▶ [TASK REQUIREMENTS]
Are you able to retype all the records below exactly?

** Start of RAW RECORDS **

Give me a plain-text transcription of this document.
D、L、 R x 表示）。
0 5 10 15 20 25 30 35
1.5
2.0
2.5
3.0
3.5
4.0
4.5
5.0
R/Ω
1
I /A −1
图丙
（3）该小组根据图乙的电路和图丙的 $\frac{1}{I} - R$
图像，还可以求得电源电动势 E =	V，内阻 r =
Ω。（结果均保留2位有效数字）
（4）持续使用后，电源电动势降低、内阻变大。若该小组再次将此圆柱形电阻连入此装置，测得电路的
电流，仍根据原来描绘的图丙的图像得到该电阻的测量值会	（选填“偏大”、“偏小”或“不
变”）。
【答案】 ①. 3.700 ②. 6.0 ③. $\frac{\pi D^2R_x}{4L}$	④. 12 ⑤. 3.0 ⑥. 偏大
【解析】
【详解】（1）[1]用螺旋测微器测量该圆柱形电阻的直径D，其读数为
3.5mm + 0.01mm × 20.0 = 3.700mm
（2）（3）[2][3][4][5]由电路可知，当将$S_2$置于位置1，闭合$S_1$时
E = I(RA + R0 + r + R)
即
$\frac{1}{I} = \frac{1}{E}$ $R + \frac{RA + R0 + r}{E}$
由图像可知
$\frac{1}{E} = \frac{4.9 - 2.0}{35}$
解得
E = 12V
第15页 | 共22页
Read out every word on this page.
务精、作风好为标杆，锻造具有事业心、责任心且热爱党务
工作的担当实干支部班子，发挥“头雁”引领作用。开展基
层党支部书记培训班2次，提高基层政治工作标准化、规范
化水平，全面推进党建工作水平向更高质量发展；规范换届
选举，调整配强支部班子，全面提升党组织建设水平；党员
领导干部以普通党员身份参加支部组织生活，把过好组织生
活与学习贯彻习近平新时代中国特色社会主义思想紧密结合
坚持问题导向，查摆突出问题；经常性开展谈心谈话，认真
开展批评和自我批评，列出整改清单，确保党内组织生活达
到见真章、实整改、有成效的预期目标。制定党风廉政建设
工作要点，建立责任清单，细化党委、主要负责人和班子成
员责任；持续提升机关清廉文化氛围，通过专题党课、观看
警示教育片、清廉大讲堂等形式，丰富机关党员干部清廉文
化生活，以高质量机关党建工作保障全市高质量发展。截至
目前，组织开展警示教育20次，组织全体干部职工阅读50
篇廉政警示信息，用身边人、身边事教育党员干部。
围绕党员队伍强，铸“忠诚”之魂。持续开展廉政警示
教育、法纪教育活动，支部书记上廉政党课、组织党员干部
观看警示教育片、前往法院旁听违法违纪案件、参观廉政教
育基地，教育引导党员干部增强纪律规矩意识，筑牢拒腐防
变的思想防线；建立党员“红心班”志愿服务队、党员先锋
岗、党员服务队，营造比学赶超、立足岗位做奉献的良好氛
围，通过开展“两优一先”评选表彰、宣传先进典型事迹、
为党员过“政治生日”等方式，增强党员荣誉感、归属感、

** End of RAW RECORDS **

▶ [RESULT OF THE EXERCISE]
Give me a plain-text transcription of this document.
D、L、 R x 表示）。
0 5 10 15 20 25 30 35
1.5
2.0
2.5
3.0
3.5
4.0
4.5
5.0
R/Ω
1
I /A −1
图丙
（3）该小组根据图乙的电路和图丙的 $\frac{1}{I} - R$
图像，还可以求得电源电动势 E =	V，内阻 r =
Ω。（结果均保留2位有效数字）
（4）持续使用后，电源电动势降低、内阻变大。若该小组再次将此圆柱形电阻连入此装置，测得电路的
电流，仍根据原来描绘的图丙的图像得到该电阻的测量值会	（选填“偏大”、“偏小”或“不
变”）。
【答案】 ①. 3.700 ②. 6.0 ③. $\frac{\pi D^2R_x}{4L}$	④. 12 ⑤. 3.0 ⑥. 偏大
【解析】
【详解】（1）[1]用螺旋测微器测量该圆柱形电阻的直径D，其读数为
3.5mm + 0.01mm × 20.0 = 3.700mm
（2）（3）[2][3][4][5]由电路可知，当将$S_2$置于位置1，闭合$S_1$时
E = I(RA + R0 + r + R)
即
$\frac{1}{I} = \frac{1}{E}$ $R + \frac{RA + R0 + r}{E}$
由图像可知
$\frac{1}{E} = \frac{4.9 - 2.0}{35}$
解得
E = 12V
第15页 | 共22页
Read out every word on this page.
务精、作风好为标杆，锻造具有事业心、责任心且热爱党务
工作的担当实干支部班子，发挥“头雁”引领作用。开展基
层党支部书记培训班2次，提高基层政治工作标准化、规范
化水平，全面推进党建工作水平向更高质量发展；规范换届
选举，调整配强支部班子，全面提升党组织建设水平；党员
领导干部以普通党员身份参加支部组织生活，把过好组织生
活与学习贯彻习近平新时代中国特色社会主义思想紧密结合
坚持问题导向，查摆突出问题；经常性开展谈心谈话，认真
开展批评和自我批评，列出整改清单，确保党内组织生活达
到见真章、实整改、有成效的预期目标。制定党风廉政建设
工作要点，建立责任清单，细化党委、主要负责人和班子成
员责任；持续提升机关清廉文化氛围，通过专题党课、观看
警示教育片、清廉大讲堂等形式，丰富机关党员干部清廉文
化生活，以高质量机关党建工作保障全市高质量发展。截至
目前，组织开展警示教育20次，组织全体干部职工阅读50
篇廉政警示信息，用身边人、身边事教育党员干部。
围绕党员队伍强，铸“忠诚”之魂。持续开展廉政警示
教育、法纪教育活动，支部书记上廉政党课、组织党员干部
观看警示教育片、前往法院旁听违法违纪案件、参观廉政教
育基地，教育引导党员干部增强纪律规矩意识，筑牢拒腐防
变的思想防线；建立党员“红心班”志愿服务队、党员先锋
岗、党员服务队，营造比学赶超、立足岗位做奉献的良好氛
围，通过开展“两优一先”评选表彰、宣传先进典型事迹、
为党员过“政治生日”等方式，增强党员荣誉感、归属感、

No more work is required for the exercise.